Articolo ▸
__________________________________________________

In vari casi si possono notare molte analogie (per esempio il non retroproiettare leggi nel periodo precedente alla loro stesura) e magari agli studiosi di storia delle religioni e chiese può far bene conoscere come hanno lavorato e lavorano gli studiosi di diritto, così si può comprendere come devono essere studiati i testi avente valore normativo come quelli religiosi senza compiere errori facilmente evitabili per chi conosce bene la natura di tali testi.

Ciao.
Michele.

Anonimo ha detto...

Per Andrea R.:
le mie precedenti considerazioni vertevano più che altro sul metodo. Non sono competente sul tema del canone biblico. Mi sono però occupato di diritto medievale negli ultimi anni e mi sembra una buona regola valutare sempre la tipologia del testo (normativo, narrativo, agiograico, liturgico etc), la sua tradizione manoscritta e quindi la sua ricezione e circolazione. Nel caso in questione sarebbe azzardato parlare di testo normativo (tutt'al più d'una memoria liturgica). Per la tradizione che io sappia c'è il solo manoscritto dell'Ambrosiana affiorato nell'VIII secolo. Circa la circolazione anteriore a tale data, infine, non sappiamo praticamente nulla. Mi arresterei molto prudentemente a queste conclusioni. Sul contenuto lascio a Giovanni ed agli altri il commento ché rischierei di addentrarmi in un campo per me alieno.
Per Michele: sono d'accordo con te sull'opportunità di avvalersi di metodi e strumenti propri degli studi giuridici anche per quelli biblici. Questi discorsi sul canone e sulla proiezione all'indietro di costruzioni posteriori mi hanno fatto tornare alla mente le classiche considerazioni di Stephan Kuttner sulla formazione di un altro canone, quello del diritto ecclesiastico, il quale, non tenendo conto della storia e del contesto delle singole norme sistematizzate, si sarebbe sostanziato in "a sublime disgred of history, or we may say, a primacy of reason over history".

__________________________________________________

Dati estratti ▸
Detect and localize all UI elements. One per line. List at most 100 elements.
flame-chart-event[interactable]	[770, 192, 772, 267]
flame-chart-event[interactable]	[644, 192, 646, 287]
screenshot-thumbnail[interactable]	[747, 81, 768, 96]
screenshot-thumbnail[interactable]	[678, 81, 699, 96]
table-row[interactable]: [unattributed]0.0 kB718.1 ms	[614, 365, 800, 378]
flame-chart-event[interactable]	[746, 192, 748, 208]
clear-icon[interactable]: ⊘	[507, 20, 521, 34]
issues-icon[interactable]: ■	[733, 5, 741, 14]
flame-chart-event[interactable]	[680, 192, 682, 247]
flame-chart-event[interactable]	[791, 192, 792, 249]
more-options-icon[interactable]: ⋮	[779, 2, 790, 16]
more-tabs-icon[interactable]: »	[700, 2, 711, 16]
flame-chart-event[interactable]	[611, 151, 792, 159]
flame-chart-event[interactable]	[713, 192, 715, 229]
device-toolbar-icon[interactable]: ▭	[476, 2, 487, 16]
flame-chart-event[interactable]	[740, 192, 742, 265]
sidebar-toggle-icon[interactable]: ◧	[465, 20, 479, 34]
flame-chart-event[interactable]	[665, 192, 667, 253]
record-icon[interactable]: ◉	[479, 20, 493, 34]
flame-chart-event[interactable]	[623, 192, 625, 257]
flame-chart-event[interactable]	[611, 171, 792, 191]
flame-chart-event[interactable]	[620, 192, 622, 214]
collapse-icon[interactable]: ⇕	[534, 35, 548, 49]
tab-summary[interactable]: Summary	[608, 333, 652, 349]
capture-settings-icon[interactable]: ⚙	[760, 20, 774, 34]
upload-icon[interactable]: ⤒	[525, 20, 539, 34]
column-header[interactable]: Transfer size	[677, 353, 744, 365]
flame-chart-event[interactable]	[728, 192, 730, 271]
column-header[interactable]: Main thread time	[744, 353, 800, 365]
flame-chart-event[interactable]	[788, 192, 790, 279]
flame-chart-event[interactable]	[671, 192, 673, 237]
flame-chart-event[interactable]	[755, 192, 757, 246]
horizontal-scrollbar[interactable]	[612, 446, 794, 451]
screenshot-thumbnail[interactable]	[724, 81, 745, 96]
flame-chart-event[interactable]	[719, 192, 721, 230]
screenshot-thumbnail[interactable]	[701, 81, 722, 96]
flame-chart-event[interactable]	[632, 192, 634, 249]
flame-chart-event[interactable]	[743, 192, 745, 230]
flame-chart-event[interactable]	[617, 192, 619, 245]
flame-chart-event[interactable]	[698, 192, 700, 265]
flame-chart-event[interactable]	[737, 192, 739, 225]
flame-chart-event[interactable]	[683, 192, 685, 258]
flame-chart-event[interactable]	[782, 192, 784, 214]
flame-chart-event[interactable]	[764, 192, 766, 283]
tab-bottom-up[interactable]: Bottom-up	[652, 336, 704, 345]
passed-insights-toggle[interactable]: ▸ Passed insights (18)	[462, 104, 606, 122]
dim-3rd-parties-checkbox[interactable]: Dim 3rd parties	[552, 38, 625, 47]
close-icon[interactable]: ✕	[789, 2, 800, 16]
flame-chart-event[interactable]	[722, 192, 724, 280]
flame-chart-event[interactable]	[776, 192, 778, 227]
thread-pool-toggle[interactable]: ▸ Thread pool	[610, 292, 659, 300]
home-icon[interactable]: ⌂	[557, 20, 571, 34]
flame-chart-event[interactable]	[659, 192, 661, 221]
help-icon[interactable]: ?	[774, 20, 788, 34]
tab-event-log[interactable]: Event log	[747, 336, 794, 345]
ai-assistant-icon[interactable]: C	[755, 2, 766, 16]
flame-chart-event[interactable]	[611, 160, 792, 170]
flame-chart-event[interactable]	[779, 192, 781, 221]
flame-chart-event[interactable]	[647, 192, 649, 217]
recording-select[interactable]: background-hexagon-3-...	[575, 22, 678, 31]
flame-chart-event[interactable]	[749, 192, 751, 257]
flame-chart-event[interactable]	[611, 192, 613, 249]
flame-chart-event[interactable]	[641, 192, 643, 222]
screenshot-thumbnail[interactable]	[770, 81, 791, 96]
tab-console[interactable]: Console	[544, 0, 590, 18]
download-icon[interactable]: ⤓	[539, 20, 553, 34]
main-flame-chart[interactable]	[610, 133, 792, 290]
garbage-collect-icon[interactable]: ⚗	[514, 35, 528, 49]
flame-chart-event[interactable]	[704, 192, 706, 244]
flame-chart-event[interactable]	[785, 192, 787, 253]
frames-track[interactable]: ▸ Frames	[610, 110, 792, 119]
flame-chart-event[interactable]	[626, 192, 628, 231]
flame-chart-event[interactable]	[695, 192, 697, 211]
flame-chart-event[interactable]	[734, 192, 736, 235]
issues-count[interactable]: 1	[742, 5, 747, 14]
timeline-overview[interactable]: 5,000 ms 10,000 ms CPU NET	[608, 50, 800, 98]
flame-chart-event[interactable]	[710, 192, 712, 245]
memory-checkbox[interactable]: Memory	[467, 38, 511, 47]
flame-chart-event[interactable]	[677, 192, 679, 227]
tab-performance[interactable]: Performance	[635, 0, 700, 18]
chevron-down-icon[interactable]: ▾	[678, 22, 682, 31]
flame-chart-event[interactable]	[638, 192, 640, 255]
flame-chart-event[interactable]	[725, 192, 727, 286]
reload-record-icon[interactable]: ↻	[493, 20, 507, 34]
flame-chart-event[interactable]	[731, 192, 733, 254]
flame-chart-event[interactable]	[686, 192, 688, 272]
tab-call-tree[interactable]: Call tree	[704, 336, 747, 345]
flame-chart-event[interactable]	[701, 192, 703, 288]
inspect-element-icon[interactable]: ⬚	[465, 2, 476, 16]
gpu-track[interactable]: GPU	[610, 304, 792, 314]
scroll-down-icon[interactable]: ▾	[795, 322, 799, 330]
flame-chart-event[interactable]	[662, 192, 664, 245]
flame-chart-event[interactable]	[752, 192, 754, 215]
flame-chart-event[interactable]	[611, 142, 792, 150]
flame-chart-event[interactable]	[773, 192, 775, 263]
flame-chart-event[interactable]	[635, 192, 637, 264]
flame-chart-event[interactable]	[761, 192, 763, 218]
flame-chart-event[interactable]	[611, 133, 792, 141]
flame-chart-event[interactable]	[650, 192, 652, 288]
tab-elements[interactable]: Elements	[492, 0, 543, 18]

__________________________________________________

Lavoro da svolgere ▸
**A.** Secondo l'articolo, per quale motivo chi scrive a Andrea R. lascia a Giovanni e agli altri il commento sul contenuto? Rispondi in una o due frasi.
**B.** Modifica per favore i record dall'inizio fino alla riga che contiene "353, 744, 365]", compresa. Sostituisci "flame-chart-event" con "flame-event", lascia invariato tutto il resto e riporta soltanto quelle righe.

Risultati per compito ▸
**A.** Chi scrive lascia quel commento a Giovanni e agli altri perché rischierebbe di addentrarsi in un campo estraneo alle proprie competenze. In precedenza dichiara anche di non essere competente sul tema del canone biblico.

**B.**
Detect and localize all UI elements. One per line. List at most 100 elements.
flame-event[interactable]	[770, 192, 772, 267]
flame-event[interactable]	[644, 192, 646, 287]
screenshot-thumbnail[interactable]	[747, 81, 768, 96]
screenshot-thumbnail[interactable]	[678, 81, 699, 96]
table-row[interactable]: [unattributed]0.0 kB718.1 ms	[614, 365, 800, 378]
flame-event[interactable]	[746, 192, 748, 208]
clear-icon[interactable]: ⊘	[507, 20, 521, 34]
issues-icon[interactable]: ■	[733, 5, 741, 14]
flame-event[interactable]	[680, 192, 682, 247]
flame-event[interactable]	[791, 192, 792, 249]
more-options-icon[interactable]: ⋮	[779, 2, 790, 16]
more-tabs-icon[interactable]: »	[700, 2, 711, 16]
flame-event[interactable]	[611, 151, 792, 159]
flame-event[interactable]	[713, 192, 715, 229]
device-toolbar-icon[interactable]: ▭	[476, 2, 487, 16]
flame-event[interactable]	[740, 192, 742, 265]
sidebar-toggle-icon[interactable]: ◧	[465, 20, 479, 34]
flame-event[interactable]	[665, 192, 667, 253]
record-icon[interactable]: ◉	[479, 20, 493, 34]
flame-event[interactable]	[623, 192, 625, 257]
flame-event[interactable]	[611, 171, 792, 191]
flame-event[interactable]	[620, 192, 622, 214]
collapse-icon[interactable]: ⇕	[534, 35, 548, 49]
tab-summary[interactable]: Summary	[608, 333, 652, 349]
capture-settings-icon[interactable]: ⚙	[760, 20, 774, 34]
upload-icon[interactable]: ⤒	[525, 20, 539, 34]
column-header[interactable]: Transfer size	[677, 353, 744, 365]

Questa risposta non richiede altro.